#### Data for the task
<<<<
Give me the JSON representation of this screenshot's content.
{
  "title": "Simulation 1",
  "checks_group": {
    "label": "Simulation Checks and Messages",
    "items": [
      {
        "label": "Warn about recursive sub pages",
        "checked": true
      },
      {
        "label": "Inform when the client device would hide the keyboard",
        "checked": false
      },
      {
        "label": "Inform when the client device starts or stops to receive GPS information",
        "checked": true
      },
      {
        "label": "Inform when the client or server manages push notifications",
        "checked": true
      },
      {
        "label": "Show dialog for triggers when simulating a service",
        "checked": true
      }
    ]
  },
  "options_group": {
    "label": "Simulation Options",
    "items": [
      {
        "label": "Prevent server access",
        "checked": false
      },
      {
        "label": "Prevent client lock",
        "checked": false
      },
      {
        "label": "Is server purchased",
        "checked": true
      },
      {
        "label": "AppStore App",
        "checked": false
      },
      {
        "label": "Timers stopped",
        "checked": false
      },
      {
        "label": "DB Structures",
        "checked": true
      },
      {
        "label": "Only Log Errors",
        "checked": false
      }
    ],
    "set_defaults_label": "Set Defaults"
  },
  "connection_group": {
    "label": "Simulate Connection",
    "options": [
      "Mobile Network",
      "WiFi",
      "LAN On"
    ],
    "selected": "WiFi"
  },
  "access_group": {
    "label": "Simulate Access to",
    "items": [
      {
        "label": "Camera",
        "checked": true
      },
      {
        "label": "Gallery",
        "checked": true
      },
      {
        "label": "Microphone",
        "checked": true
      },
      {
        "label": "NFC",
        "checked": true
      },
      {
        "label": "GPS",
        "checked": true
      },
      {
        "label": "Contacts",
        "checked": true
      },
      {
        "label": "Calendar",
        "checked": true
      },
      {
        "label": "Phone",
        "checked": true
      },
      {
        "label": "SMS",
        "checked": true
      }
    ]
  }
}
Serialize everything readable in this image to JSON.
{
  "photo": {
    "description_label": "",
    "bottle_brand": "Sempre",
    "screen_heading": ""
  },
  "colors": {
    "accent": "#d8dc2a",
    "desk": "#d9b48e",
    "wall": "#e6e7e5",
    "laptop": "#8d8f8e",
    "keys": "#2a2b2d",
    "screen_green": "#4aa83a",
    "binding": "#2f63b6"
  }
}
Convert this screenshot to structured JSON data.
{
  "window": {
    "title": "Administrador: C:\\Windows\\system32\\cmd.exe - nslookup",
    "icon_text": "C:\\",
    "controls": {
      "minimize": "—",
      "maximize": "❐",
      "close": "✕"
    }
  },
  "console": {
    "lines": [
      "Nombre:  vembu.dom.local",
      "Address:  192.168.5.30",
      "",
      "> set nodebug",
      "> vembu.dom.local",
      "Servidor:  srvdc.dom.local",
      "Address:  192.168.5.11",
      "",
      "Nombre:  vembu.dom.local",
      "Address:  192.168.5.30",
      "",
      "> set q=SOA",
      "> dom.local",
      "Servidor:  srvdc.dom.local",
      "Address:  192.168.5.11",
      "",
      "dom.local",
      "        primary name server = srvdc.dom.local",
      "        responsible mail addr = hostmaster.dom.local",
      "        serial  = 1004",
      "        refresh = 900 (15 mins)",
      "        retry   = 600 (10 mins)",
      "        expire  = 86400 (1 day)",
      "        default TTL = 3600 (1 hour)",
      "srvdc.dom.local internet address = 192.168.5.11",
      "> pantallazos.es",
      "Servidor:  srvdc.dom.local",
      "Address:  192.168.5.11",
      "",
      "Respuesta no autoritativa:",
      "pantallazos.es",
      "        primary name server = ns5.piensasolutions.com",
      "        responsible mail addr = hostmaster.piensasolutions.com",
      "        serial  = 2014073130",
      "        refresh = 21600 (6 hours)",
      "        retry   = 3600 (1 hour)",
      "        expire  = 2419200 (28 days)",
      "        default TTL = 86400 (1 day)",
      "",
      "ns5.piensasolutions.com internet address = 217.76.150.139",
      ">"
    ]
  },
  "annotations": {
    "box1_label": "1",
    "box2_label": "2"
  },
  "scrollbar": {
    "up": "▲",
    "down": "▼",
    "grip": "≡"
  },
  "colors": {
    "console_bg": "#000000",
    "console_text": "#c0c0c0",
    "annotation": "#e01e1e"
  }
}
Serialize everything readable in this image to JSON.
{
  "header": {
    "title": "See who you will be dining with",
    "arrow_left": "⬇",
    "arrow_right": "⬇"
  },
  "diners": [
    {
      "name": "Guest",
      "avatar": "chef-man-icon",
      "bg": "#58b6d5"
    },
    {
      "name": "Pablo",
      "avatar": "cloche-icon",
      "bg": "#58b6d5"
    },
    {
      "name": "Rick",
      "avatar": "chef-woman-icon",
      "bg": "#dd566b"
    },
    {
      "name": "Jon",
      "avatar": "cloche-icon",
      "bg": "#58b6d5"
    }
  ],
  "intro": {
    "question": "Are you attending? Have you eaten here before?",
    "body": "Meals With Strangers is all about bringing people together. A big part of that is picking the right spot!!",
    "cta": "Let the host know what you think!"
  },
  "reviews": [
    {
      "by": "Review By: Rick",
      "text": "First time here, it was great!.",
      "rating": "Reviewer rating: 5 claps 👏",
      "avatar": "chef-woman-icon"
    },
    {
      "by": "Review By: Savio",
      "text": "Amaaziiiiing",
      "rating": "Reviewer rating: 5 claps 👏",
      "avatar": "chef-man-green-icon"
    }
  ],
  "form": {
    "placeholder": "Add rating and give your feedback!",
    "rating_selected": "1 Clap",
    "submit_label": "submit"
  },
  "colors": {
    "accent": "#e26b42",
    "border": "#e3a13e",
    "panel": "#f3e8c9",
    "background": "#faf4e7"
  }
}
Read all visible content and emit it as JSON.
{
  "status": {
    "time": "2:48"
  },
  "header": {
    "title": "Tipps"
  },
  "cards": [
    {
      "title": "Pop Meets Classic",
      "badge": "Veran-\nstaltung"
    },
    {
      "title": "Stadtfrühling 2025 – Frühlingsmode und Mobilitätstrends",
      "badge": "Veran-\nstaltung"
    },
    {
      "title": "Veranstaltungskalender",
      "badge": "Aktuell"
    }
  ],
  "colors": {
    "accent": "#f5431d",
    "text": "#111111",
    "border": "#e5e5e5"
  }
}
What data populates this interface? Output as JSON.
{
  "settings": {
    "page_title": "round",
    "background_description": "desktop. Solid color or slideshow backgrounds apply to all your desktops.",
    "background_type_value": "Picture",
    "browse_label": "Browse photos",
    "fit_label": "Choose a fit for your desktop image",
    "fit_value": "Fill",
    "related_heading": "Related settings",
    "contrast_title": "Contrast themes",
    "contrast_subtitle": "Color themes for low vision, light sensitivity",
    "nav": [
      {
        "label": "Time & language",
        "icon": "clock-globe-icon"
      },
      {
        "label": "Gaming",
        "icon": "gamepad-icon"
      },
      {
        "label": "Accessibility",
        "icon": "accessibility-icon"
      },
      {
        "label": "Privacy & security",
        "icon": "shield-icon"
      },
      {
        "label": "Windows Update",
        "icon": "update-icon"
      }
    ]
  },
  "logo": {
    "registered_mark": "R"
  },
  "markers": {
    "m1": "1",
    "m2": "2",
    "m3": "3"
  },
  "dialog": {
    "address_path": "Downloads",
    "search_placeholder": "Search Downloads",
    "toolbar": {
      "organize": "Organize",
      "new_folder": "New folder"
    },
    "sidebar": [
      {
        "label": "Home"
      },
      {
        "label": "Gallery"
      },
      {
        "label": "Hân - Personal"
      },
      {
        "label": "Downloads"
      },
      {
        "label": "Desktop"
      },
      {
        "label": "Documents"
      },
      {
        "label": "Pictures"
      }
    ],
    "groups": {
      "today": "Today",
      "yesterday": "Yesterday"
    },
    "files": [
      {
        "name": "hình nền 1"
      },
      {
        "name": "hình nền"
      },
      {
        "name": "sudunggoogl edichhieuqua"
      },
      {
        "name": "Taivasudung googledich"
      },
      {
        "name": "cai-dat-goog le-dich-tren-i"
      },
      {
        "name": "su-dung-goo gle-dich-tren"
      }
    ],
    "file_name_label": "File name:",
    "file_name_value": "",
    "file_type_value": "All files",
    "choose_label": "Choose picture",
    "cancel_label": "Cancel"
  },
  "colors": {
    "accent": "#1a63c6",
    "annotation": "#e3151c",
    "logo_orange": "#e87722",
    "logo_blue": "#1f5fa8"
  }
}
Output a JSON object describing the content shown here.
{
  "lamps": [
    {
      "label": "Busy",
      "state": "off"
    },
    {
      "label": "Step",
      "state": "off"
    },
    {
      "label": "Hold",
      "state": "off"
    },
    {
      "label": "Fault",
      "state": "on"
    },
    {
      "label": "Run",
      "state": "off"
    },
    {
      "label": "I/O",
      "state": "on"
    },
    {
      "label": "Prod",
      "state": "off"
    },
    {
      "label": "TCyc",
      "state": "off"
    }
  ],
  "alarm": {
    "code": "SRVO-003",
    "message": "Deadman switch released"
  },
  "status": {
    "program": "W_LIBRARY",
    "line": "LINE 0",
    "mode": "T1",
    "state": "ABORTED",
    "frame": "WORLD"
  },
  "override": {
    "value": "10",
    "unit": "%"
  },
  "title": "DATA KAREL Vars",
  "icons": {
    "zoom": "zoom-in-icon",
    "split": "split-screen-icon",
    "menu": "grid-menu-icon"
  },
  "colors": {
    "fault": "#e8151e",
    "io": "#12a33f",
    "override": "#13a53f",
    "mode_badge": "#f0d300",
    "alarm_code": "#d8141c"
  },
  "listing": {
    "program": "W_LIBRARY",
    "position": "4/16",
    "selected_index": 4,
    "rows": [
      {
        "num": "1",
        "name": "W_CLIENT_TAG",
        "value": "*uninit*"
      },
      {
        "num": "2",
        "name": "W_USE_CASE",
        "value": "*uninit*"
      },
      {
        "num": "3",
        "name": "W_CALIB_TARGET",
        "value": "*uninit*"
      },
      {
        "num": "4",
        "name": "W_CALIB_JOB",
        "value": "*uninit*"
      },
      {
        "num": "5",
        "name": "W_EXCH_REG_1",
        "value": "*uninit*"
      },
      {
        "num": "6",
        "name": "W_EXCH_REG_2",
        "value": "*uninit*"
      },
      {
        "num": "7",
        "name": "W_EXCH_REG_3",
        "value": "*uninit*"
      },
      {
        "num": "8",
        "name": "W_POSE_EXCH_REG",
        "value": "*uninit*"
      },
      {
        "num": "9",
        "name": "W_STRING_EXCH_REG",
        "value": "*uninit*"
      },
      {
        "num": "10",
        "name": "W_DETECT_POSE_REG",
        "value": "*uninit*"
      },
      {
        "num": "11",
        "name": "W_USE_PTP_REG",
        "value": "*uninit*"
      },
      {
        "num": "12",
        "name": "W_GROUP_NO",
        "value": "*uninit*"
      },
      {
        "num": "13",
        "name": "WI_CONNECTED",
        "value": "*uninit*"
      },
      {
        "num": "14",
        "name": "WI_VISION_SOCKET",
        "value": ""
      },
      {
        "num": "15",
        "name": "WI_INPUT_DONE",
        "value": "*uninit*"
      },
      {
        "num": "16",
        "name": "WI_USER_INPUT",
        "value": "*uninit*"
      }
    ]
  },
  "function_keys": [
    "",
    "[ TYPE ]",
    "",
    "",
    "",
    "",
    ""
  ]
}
>>>>
#### Exercise requirements
Pick out every line above that contains the word "Downloads" and copy it.

#### Final result
    "address_path": "Downloads",
    "search_placeholder": "Search Downloads",
        "label": "Downloads"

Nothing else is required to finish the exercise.